[Begin SUPPLIED DATA]

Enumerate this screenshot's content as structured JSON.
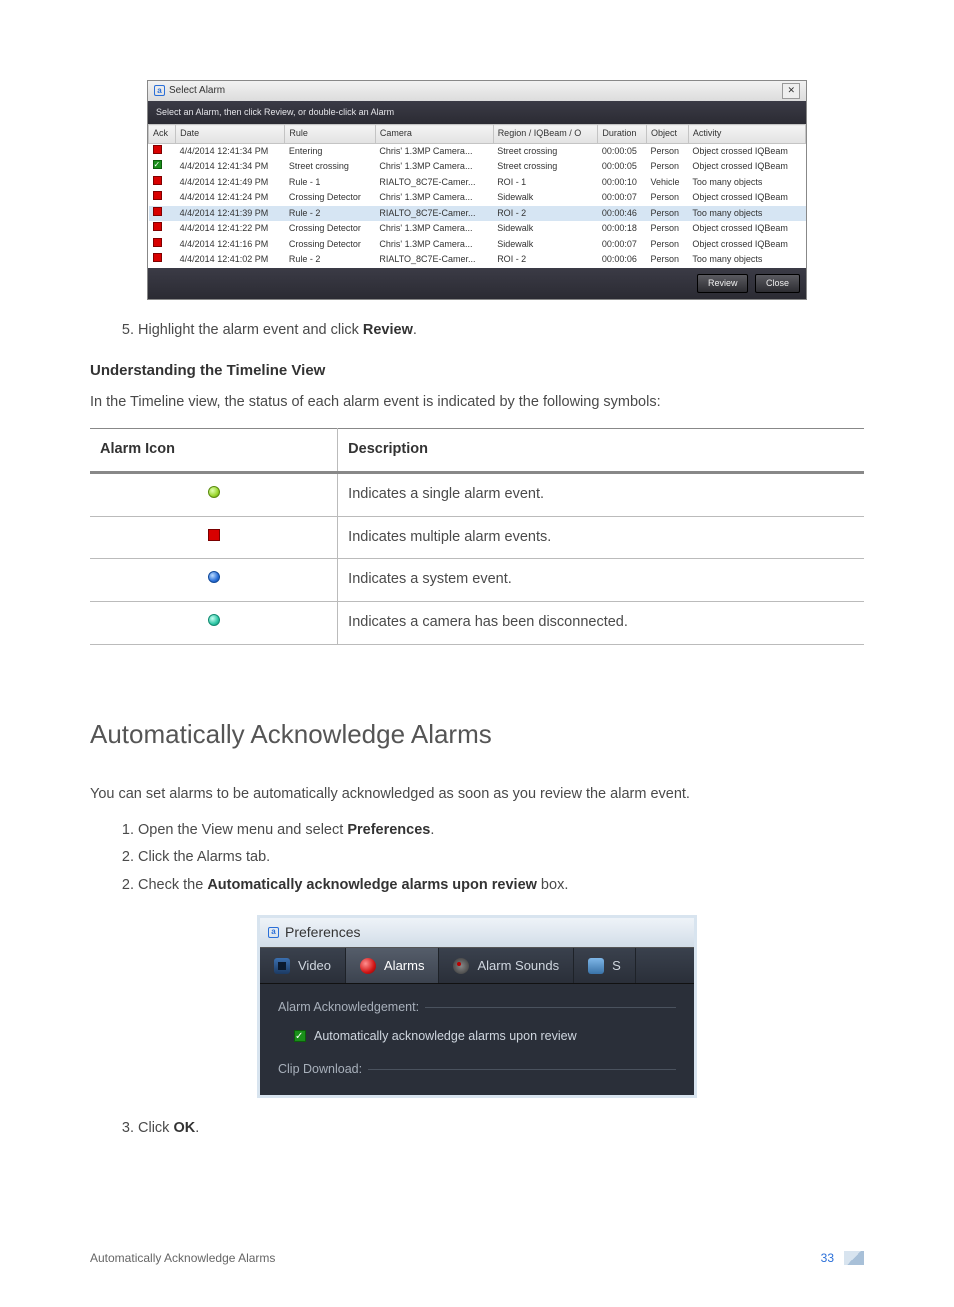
{
  "alarm_dialog": {
    "title": "Select Alarm",
    "instruction": "Select an Alarm, then click Review, or double-click an Alarm",
    "columns": [
      "Ack",
      "Date",
      "Rule",
      "Camera",
      "Region / IQBeam / O",
      "Duration",
      "Object",
      "Activity"
    ],
    "rows": [
      {
        "ack": "red",
        "date": "4/4/2014 12:41:34 PM",
        "rule": "Entering",
        "camera": "Chris' 1.3MP Camera...",
        "region": "Street crossing",
        "duration": "00:00:05",
        "object": "Person",
        "activity": "Object crossed IQBeam",
        "sel": false
      },
      {
        "ack": "green",
        "date": "4/4/2014 12:41:34 PM",
        "rule": "Street crossing",
        "camera": "Chris' 1.3MP Camera...",
        "region": "Street crossing",
        "duration": "00:00:05",
        "object": "Person",
        "activity": "Object crossed IQBeam",
        "sel": false
      },
      {
        "ack": "red",
        "date": "4/4/2014 12:41:49 PM",
        "rule": "Rule - 1",
        "camera": "RIALTO_8C7E-Camer...",
        "region": "ROI - 1",
        "duration": "00:00:10",
        "object": "Vehicle",
        "activity": "Too many objects",
        "sel": false
      },
      {
        "ack": "red",
        "date": "4/4/2014 12:41:24 PM",
        "rule": "Crossing Detector",
        "camera": "Chris' 1.3MP Camera...",
        "region": "Sidewalk",
        "duration": "00:00:07",
        "object": "Person",
        "activity": "Object crossed IQBeam",
        "sel": false
      },
      {
        "ack": "red",
        "date": "4/4/2014 12:41:39 PM",
        "rule": "Rule - 2",
        "camera": "RIALTO_8C7E-Camer...",
        "region": "ROI - 2",
        "duration": "00:00:46",
        "object": "Person",
        "activity": "Too many objects",
        "sel": true
      },
      {
        "ack": "red",
        "date": "4/4/2014 12:41:22 PM",
        "rule": "Crossing Detector",
        "camera": "Chris' 1.3MP Camera...",
        "region": "Sidewalk",
        "duration": "00:00:18",
        "object": "Person",
        "activity": "Object crossed IQBeam",
        "sel": false
      },
      {
        "ack": "red",
        "date": "4/4/2014 12:41:16 PM",
        "rule": "Crossing Detector",
        "camera": "Chris' 1.3MP Camera...",
        "region": "Sidewalk",
        "duration": "00:00:07",
        "object": "Person",
        "activity": "Object crossed IQBeam",
        "sel": false
      },
      {
        "ack": "red",
        "date": "4/4/2014 12:41:02 PM",
        "rule": "Rule - 2",
        "camera": "RIALTO_8C7E-Camer...",
        "region": "ROI - 2",
        "duration": "00:00:06",
        "object": "Person",
        "activity": "Too many objects",
        "sel": false
      }
    ],
    "buttons": {
      "review": "Review",
      "close": "Close"
    }
  },
  "step5_pre": "Highlight the alarm event and click ",
  "step5_bold": "Review",
  "step5_post": ".",
  "subheading": "Understanding the Timeline View",
  "timeline_para": "In the Timeline view, the status of each alarm event is indicated by the following symbols:",
  "icon_table": {
    "head": {
      "c1": "Alarm Icon",
      "c2": "Description"
    },
    "rows": [
      {
        "icon": "green-circle",
        "desc": "Indicates a single alarm event."
      },
      {
        "icon": "red-square",
        "desc": "Indicates multiple alarm events."
      },
      {
        "icon": "blue-circle",
        "desc": "Indicates a system event."
      },
      {
        "icon": "teal-circle",
        "desc": "Indicates a camera has been disconnected."
      }
    ]
  },
  "section_title": "Automatically Acknowledge Alarms",
  "section_para": "You can set alarms to be automatically acknowledged as soon as you review the alarm event.",
  "steps": {
    "s1_pre": "Open the View menu and select ",
    "s1_bold": "Preferences",
    "s1_post": ".",
    "s2": "Click the Alarms tab.",
    "s3_pre": "Check the ",
    "s3_bold": "Automatically acknowledge alarms upon review",
    "s3_post": " box.",
    "s4_pre": "Click ",
    "s4_bold": "OK",
    "s4_post": "."
  },
  "prefs": {
    "title": "Preferences",
    "tabs": {
      "video": "Video",
      "alarms": "Alarms",
      "sounds": "Alarm Sounds",
      "s": "S"
    },
    "fs1": "Alarm Acknowledgement:",
    "chk_label": "Automatically acknowledge alarms upon review",
    "fs2": "Clip Download:"
  },
  "footer": {
    "left": "Automatically Acknowledge Alarms",
    "page": "33"
  }
}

[End SUPPLIED DATA]

WHAT NEEDS TO BE DONE -
Find the lines above that include the string "Indicates" and copy them.

COMPLETE ANSWER -
        "desc": "Indicates a single alarm event."
        "desc": "Indicates multiple alarm events."
        "desc": "Indicates a system event."
        "desc": "Indicates a camera has been disconnected."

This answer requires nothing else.